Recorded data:
________________________

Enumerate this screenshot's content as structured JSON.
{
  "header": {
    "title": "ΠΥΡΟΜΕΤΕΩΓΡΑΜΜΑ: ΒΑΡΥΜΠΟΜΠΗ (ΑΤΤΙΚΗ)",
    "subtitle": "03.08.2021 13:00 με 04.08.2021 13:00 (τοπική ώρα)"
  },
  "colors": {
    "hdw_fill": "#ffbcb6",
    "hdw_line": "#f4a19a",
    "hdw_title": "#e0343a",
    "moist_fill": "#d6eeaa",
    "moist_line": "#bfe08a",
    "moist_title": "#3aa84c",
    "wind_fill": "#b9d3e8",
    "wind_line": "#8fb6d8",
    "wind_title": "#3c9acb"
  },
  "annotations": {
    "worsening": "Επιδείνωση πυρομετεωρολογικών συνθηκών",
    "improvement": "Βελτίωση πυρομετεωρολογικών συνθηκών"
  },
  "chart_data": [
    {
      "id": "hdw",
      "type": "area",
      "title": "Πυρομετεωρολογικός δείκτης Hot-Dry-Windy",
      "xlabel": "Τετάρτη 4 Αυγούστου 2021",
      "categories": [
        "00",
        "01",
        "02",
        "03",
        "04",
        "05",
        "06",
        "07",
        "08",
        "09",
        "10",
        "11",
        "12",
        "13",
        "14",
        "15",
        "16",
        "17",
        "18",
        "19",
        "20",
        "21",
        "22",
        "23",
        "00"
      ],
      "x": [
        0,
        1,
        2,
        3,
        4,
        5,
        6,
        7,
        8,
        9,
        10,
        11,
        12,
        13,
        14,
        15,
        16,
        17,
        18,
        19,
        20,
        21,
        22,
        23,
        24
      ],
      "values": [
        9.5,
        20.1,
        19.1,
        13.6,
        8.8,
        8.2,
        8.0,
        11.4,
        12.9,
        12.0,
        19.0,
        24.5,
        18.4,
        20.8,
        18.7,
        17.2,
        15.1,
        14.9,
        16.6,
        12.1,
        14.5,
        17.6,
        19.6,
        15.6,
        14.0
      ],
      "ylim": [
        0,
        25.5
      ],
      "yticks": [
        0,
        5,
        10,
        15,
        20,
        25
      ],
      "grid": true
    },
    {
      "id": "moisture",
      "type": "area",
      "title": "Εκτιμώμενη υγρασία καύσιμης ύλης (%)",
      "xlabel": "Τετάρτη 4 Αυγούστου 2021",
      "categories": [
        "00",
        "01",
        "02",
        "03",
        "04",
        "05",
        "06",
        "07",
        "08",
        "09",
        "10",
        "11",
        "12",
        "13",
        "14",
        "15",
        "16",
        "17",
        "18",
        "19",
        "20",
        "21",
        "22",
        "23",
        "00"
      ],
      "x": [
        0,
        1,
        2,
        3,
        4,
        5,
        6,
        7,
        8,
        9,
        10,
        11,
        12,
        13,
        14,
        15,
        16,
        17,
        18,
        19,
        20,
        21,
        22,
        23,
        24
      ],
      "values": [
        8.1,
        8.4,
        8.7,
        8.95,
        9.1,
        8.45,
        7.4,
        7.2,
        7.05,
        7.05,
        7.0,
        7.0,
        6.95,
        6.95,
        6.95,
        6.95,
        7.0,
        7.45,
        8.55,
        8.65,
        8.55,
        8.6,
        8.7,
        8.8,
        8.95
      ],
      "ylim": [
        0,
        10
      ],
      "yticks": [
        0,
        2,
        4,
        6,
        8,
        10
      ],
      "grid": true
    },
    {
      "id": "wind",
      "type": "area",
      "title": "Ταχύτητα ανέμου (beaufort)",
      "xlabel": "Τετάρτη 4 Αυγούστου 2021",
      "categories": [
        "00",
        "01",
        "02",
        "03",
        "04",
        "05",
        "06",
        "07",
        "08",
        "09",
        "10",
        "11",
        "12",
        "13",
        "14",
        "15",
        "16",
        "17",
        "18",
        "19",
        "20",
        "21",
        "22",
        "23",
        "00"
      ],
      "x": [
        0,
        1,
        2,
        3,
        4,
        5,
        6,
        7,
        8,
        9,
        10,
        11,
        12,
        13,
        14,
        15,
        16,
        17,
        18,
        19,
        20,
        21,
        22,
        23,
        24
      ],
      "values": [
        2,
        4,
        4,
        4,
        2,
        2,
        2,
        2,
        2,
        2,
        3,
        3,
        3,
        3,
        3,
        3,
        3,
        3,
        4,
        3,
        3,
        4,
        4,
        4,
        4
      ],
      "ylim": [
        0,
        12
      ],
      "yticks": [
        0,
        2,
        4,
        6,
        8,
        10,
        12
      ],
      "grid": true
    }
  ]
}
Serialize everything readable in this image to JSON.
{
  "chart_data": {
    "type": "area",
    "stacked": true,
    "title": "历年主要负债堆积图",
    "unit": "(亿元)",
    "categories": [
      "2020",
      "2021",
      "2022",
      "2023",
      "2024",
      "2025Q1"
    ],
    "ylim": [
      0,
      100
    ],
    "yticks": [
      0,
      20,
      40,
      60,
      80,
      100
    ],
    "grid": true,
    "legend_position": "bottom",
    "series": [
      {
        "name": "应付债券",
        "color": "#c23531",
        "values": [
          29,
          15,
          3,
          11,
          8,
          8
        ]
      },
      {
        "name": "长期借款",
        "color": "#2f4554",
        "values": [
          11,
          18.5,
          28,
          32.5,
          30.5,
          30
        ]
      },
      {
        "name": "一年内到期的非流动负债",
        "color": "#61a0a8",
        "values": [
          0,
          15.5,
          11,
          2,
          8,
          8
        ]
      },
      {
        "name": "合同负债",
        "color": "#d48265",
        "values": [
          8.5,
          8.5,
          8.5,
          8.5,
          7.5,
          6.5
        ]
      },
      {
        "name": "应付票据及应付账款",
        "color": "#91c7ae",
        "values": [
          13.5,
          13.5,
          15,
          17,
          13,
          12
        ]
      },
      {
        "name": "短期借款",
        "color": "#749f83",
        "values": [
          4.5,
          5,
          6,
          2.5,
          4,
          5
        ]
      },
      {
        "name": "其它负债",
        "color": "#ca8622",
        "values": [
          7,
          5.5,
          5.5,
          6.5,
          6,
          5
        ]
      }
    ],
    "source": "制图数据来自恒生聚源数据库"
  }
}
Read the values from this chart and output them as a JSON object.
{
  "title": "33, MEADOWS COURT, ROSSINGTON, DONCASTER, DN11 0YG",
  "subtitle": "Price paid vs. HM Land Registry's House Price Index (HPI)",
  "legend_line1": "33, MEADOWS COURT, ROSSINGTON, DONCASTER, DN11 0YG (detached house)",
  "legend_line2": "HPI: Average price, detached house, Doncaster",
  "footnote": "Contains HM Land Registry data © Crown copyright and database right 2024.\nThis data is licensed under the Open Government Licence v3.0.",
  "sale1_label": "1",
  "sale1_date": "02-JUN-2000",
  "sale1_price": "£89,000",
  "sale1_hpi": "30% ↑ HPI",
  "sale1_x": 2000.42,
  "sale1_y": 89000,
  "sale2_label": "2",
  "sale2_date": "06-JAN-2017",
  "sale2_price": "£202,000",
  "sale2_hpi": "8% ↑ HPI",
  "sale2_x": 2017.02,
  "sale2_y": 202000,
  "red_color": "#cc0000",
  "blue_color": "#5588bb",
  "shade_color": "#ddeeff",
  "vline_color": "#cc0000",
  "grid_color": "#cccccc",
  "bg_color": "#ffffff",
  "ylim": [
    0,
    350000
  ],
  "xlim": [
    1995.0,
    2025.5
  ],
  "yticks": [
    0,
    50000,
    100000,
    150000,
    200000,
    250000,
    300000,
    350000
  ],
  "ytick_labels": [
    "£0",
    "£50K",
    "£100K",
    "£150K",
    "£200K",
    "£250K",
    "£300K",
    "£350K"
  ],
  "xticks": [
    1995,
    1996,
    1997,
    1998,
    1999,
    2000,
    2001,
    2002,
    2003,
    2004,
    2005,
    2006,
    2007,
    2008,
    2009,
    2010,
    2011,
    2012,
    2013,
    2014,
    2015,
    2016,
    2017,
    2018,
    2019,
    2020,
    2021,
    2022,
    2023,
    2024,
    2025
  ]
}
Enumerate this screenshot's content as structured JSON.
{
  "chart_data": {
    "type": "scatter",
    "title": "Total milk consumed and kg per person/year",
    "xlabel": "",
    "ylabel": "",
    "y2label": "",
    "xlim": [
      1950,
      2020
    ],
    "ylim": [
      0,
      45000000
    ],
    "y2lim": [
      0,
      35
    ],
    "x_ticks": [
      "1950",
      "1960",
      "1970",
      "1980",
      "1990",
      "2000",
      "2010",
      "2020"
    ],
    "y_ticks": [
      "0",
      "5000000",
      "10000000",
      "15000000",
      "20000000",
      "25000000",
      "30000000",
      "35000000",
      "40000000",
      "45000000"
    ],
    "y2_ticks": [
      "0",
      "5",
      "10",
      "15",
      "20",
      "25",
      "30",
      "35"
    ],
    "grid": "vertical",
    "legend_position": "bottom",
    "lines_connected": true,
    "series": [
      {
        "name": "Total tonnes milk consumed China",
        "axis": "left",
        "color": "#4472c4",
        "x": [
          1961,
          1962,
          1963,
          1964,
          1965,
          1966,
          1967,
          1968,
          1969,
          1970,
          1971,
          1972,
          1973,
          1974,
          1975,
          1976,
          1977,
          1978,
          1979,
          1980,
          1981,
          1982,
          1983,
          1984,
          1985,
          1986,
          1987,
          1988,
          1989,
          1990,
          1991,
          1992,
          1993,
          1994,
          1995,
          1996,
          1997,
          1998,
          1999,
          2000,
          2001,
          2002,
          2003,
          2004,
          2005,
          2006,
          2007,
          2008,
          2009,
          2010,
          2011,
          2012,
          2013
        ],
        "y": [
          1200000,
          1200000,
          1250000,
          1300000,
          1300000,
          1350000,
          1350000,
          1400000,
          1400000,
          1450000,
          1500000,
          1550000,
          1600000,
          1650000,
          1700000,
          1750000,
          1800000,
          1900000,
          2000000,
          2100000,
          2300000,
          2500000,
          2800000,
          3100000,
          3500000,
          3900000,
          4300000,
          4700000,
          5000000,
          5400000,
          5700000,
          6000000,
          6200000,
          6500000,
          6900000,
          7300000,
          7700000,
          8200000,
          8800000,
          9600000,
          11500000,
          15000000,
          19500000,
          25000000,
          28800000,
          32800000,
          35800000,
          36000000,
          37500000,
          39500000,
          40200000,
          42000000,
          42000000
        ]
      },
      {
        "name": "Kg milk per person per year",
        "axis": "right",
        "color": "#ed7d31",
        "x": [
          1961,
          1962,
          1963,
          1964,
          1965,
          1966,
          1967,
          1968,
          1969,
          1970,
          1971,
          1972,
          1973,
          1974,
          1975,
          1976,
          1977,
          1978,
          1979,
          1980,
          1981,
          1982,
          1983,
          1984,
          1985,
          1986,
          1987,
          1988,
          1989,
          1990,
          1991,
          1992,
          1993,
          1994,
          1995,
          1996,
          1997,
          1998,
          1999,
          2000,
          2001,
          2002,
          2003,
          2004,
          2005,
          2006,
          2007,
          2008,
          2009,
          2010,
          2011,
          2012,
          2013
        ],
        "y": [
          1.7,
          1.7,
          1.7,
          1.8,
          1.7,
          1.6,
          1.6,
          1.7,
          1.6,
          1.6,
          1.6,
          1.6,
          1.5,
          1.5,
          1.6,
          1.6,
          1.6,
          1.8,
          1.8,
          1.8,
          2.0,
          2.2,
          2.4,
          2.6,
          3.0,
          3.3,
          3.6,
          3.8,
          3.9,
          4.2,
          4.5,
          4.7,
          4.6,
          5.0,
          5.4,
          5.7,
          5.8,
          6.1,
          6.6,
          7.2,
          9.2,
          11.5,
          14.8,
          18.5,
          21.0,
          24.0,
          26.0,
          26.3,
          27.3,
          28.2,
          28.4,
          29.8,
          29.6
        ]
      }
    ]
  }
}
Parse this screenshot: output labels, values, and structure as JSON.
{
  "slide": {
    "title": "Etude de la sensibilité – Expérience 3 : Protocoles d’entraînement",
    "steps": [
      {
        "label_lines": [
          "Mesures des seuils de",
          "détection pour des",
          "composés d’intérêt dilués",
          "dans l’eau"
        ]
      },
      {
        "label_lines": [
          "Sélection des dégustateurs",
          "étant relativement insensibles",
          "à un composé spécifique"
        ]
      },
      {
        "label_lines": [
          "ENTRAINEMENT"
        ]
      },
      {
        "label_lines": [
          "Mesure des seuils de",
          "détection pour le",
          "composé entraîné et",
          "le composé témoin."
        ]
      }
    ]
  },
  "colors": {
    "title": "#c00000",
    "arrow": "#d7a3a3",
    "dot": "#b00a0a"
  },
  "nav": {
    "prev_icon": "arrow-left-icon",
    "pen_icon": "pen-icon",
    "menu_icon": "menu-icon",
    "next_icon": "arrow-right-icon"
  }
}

________________________

Set task → Repeat only the stretch of lines that begins at the line containing "Parse this screenshot: output" and ends at the last line above, both included.

Result of this exercise →
Parse this screenshot: output labels, values, and structure as JSON.
{
  "slide": {
    "title": "Etude de la sensibilité – Expérience 3 : Protocoles d’entraînement",
    "steps": [
      {
        "label_lines": [
          "Mesures des seuils de",
          "détection pour des",
          "composés d’intérêt dilués",
          "dans l’eau"
        ]
      },
      {
        "label_lines": [
          "Sélection des dégustateurs",
          "étant relativement insensibles",
          "à un composé spécifique"
        ]
      },
      {
        "label_lines": [
          "ENTRAINEMENT"
        ]
      },
      {
        "label_lines": [
          "Mesure des seuils de",
          "détection pour le",
          "composé entraîné et",
          "le composé témoin."
        ]
      }
    ]
  },
  "colors": {
    "title": "#c00000",
    "arrow": "#d7a3a3",
    "dot": "#b00a0a"
  },
  "nav": {
    "prev_icon": "arrow-left-icon",
    "pen_icon": "pen-icon",
    "menu_icon": "menu-icon",
    "next_icon": "arrow-right-icon"
  }
}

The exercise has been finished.